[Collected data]
— Begin —

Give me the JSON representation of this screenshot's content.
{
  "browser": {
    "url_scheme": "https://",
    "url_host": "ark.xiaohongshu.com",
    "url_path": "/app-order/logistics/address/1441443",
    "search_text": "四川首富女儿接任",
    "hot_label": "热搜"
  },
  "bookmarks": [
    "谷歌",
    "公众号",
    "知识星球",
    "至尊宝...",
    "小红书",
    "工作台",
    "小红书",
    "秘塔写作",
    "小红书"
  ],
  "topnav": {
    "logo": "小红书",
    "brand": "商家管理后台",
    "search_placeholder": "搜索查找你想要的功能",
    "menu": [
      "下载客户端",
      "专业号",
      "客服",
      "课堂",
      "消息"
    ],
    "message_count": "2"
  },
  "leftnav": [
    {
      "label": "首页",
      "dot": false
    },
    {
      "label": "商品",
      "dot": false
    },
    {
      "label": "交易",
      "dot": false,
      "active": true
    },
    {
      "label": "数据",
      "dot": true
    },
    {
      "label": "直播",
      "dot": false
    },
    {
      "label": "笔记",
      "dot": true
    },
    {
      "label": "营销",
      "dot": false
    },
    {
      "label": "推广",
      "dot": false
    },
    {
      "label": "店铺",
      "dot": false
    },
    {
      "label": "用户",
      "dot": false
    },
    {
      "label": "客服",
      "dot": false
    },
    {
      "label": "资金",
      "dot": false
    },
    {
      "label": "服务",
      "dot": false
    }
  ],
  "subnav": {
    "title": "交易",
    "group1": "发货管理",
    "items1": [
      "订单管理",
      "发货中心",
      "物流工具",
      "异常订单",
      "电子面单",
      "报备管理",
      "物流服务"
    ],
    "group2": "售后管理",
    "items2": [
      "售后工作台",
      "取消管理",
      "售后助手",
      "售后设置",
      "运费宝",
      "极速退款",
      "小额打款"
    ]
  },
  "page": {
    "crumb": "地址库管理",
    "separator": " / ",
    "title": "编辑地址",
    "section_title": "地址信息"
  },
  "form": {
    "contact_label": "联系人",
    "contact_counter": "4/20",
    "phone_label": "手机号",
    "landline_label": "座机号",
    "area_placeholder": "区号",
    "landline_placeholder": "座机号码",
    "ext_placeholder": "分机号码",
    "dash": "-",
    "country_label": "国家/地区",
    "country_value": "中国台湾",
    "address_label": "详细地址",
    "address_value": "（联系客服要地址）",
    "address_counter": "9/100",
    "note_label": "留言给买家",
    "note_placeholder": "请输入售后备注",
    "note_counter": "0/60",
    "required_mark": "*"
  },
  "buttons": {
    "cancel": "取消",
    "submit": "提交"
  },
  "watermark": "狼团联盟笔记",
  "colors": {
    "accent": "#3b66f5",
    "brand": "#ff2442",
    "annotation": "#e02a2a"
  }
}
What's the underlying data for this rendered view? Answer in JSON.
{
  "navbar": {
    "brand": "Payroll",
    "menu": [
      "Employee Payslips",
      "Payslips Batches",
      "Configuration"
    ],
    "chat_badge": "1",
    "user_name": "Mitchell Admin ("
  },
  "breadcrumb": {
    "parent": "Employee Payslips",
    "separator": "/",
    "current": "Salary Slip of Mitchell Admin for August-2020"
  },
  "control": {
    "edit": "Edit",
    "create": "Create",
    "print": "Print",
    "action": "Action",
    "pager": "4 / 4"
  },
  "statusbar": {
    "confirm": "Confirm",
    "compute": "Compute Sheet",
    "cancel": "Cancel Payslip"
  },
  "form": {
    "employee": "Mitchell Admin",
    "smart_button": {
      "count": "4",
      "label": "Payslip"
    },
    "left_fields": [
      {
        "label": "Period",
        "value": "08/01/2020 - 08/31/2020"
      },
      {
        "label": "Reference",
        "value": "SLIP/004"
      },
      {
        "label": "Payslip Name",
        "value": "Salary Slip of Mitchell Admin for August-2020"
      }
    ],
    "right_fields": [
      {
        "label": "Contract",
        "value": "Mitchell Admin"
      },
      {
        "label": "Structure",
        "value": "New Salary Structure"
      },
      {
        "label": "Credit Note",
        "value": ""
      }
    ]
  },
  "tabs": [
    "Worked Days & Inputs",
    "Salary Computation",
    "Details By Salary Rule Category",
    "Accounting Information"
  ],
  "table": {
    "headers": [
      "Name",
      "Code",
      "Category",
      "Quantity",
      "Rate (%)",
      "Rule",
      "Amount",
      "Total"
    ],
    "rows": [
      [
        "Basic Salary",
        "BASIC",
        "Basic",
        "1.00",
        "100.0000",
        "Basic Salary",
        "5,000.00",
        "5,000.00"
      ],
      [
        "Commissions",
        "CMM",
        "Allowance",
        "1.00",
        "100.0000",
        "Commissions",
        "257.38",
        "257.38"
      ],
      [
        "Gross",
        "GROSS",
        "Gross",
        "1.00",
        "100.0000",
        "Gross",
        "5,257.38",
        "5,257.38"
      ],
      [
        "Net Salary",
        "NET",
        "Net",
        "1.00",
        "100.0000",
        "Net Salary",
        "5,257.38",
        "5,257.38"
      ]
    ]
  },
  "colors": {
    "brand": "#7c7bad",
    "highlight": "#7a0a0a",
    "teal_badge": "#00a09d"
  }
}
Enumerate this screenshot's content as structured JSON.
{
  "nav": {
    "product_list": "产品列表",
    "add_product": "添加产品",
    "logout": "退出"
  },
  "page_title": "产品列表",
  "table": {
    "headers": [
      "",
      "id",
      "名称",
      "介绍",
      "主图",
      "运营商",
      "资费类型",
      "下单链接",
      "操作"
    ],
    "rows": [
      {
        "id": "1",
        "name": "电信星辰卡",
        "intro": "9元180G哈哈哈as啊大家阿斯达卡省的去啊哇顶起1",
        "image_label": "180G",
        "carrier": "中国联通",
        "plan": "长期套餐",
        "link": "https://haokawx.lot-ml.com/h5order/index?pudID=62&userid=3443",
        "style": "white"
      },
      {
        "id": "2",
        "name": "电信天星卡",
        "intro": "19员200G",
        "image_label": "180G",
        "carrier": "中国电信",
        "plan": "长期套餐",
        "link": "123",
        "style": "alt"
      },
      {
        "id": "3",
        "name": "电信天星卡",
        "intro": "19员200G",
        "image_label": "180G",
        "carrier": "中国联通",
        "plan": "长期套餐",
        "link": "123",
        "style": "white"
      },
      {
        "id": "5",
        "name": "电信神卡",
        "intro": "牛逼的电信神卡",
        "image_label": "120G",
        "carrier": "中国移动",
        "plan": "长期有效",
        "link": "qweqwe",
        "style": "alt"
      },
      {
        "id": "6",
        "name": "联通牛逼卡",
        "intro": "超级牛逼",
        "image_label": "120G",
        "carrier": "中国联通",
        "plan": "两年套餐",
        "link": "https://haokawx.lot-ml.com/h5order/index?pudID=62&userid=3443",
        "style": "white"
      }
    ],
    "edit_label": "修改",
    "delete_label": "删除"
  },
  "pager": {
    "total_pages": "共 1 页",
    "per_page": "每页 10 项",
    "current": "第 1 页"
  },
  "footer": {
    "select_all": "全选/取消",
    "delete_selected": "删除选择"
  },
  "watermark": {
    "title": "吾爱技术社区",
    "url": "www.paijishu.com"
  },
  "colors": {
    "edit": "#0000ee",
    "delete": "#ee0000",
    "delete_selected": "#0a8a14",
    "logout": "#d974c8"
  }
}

— End —

:: Problem details ::
Identify and extract each line of the listing that contains "current".

:: Task response ::
    "current": "Salary Slip of Mitchell Admin for August-2020"
    "current": "第 1 页"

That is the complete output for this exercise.